-- BEGIN Data --

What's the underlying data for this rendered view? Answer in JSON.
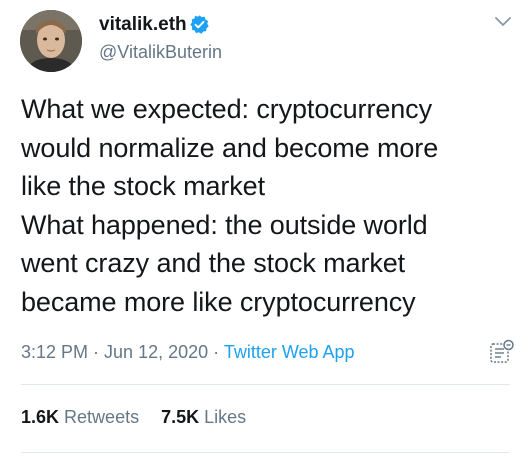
{
  "author": {
    "display_name": "vitalik.eth",
    "handle": "@VitalikButerin",
    "verified": true,
    "avatar_icon": "profile-avatar",
    "verified_icon": "verified-badge-icon",
    "verified_color": "#1da1f2"
  },
  "menu": {
    "icon": "chevron-down-icon"
  },
  "tweet": {
    "lines": [
      "What we expected: cryptocurrency",
      "would normalize and become more",
      "like the stock market",
      "What happened: the outside world",
      "went crazy and the stock market",
      "became more like cryptocurrency"
    ]
  },
  "meta": {
    "time": "3:12 PM",
    "separator": " · ",
    "date": "Jun 12, 2020",
    "source": "Twitter Web App",
    "source_color": "#1da1f2",
    "analytics_icon": "analytics-icon"
  },
  "stats": {
    "retweets_count": "1.6K",
    "retweets_label": "Retweets",
    "likes_count": "7.5K",
    "likes_label": "Likes"
  },
  "colors": {
    "text": "#14171a",
    "secondary": "#657786",
    "accent": "#1da1f2",
    "divider": "#e1e8ed"
  }
}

-- END Data --

What to work on :: Omit every picture, then repeat the remaining data exactly as it appears above.

Solution to the exercise ::
What's the underlying data for this rendered view? Answer in JSON.
{
  "author": {
    "display_name": "vitalik.eth",
    "handle": "@VitalikButerin",
    "verified": true,
    "avatar_icon": "profile-avatar",
    "verified_icon": "verified-badge-icon",
    "verified_color": "#1da1f2"
  },
  "menu": {
    "icon": "chevron-down-icon"
  },
  "tweet": {
    "lines": [
      "What we expected: cryptocurrency",
      "would normalize and become more",
      "like the stock market",
      "What happened: the outside world",
      "went crazy and the stock market",
      "became more like cryptocurrency"
    ]
  },
  "meta": {
    "time": "3:12 PM",
    "separator": " · ",
    "date": "Jun 12, 2020",
    "source": "Twitter Web App",
    "source_color": "#1da1f2",
    "analytics_icon": "analytics-icon"
  },
  "stats": {
    "retweets_count": "1.6K",
    "retweets_label": "Retweets",
    "likes_count": "7.5K",
    "likes_label": "Likes"
  },
  "colors": {
    "text": "#14171a",
    "secondary": "#657786",
    "accent": "#1da1f2",
    "divider": "#e1e8ed"
  }
}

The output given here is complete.